Collected data entries
********

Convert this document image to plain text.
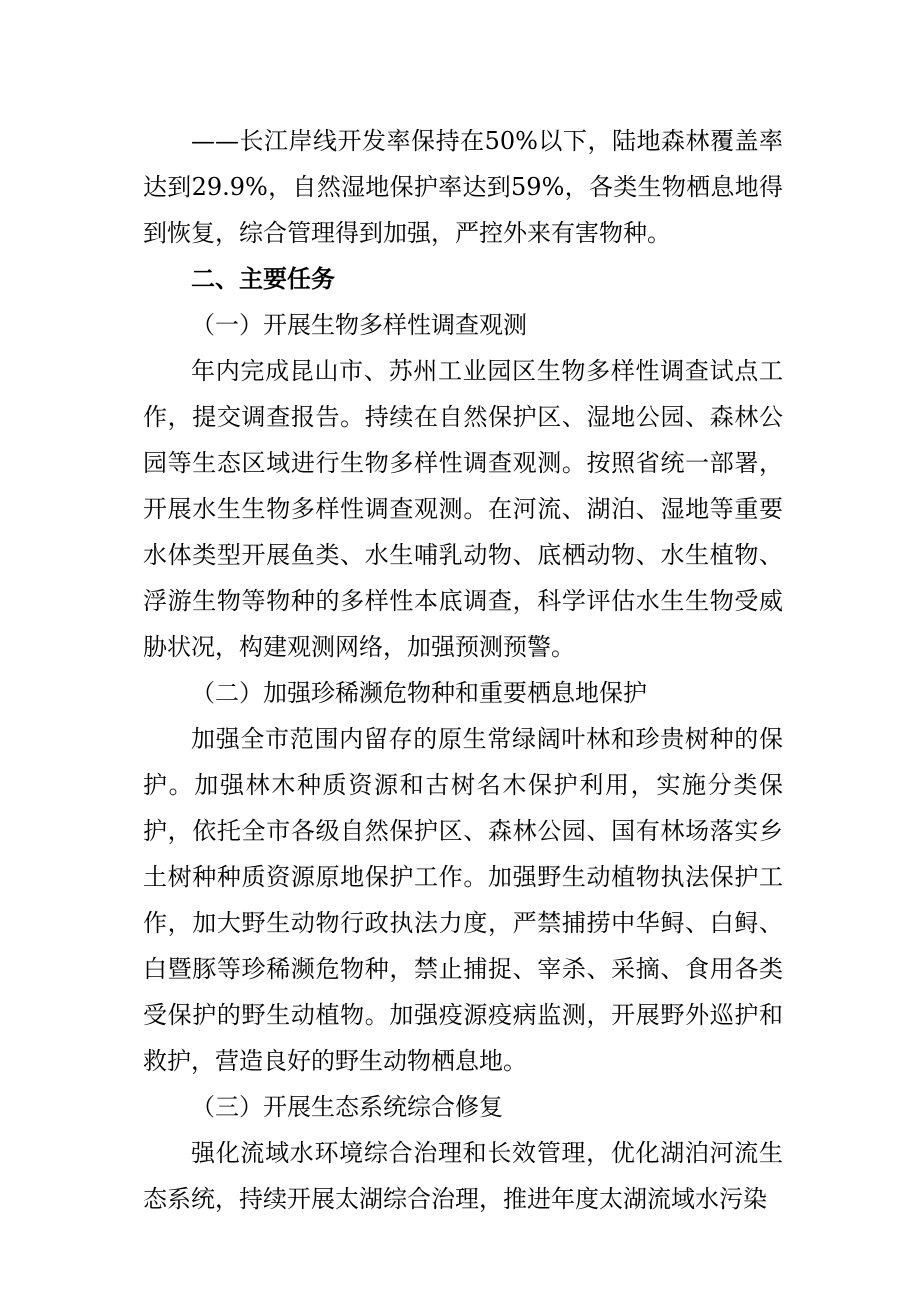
——长江岸线开发率保持在50%以下，陆地森林覆盖率达到29.9%，自然湿地保护率达到59%，各类生物栖息地得到恢复，综合管理得到加强，严控外来有害物种。

二、主要任务

（一）开展生物多样性调查观测

年内完成昆山市、苏州工业园区生物多样性调查试点工作，提交调查报告。持续在自然保护区、湿地公园、森林公园等生态区域进行生物多样性调查观测。按照省统一部署，开展水生生物多样性调查观测。在河流、湖泊、湿地等重要水体类型开展鱼类、水生哺乳动物、底栖动物、水生植物、浮游生物等物种的多样性本底调查，科学评估水生生物受威胁状况，构建观测网络，加强预测预警。

（二）加强珍稀濒危物种和重要栖息地保护

加强全市范围内留存的原生常绿阔叶林和珍贵树种的保护。加强林木种质资源和古树名木保护利用，实施分类保护，依托全市各级自然保护区、森林公园、国有林场落实乡土树种种质资源原地保护工作。加强野生动植物执法保护工作，加大野生动物行政执法力度，严禁捕捞中华鲟、白鲟、白暨豚等珍稀濒危物种，禁止捕捉、宰杀、采摘、食用各类受保护的野生动植物。加强疫源疫病监测，开展野外巡护和救护，营造良好的野生动物栖息地。

（三）开展生态系统综合修复

强化流域水环境综合治理和长效管理，优化湖泊河流生态系统，持续开展太湖综合治理，推进年度太湖流域水污染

********

Task objective
Restate the listing above word for word, and skip the pictures.

Full solution
Convert this document image to plain text.
——长江岸线开发率保持在50%以下，陆地森林覆盖率达到29.9%，自然湿地保护率达到59%，各类生物栖息地得到恢复，综合管理得到加强，严控外来有害物种。

二、主要任务

（一）开展生物多样性调查观测

年内完成昆山市、苏州工业园区生物多样性调查试点工作，提交调查报告。持续在自然保护区、湿地公园、森林公园等生态区域进行生物多样性调查观测。按照省统一部署，开展水生生物多样性调查观测。在河流、湖泊、湿地等重要水体类型开展鱼类、水生哺乳动物、底栖动物、水生植物、浮游生物等物种的多样性本底调查，科学评估水生生物受威胁状况，构建观测网络，加强预测预警。

（二）加强珍稀濒危物种和重要栖息地保护

加强全市范围内留存的原生常绿阔叶林和珍贵树种的保护。加强林木种质资源和古树名木保护利用，实施分类保护，依托全市各级自然保护区、森林公园、国有林场落实乡土树种种质资源原地保护工作。加强野生动植物执法保护工作，加大野生动物行政执法力度，严禁捕捞中华鲟、白鲟、白暨豚等珍稀濒危物种，禁止捕捉、宰杀、采摘、食用各类受保护的野生动植物。加强疫源疫病监测，开展野外巡护和救护，营造良好的野生动物栖息地。

（三）开展生态系统综合修复

强化流域水环境综合治理和长效管理，优化湖泊河流生态系统，持续开展太湖综合治理，推进年度太湖流域水污染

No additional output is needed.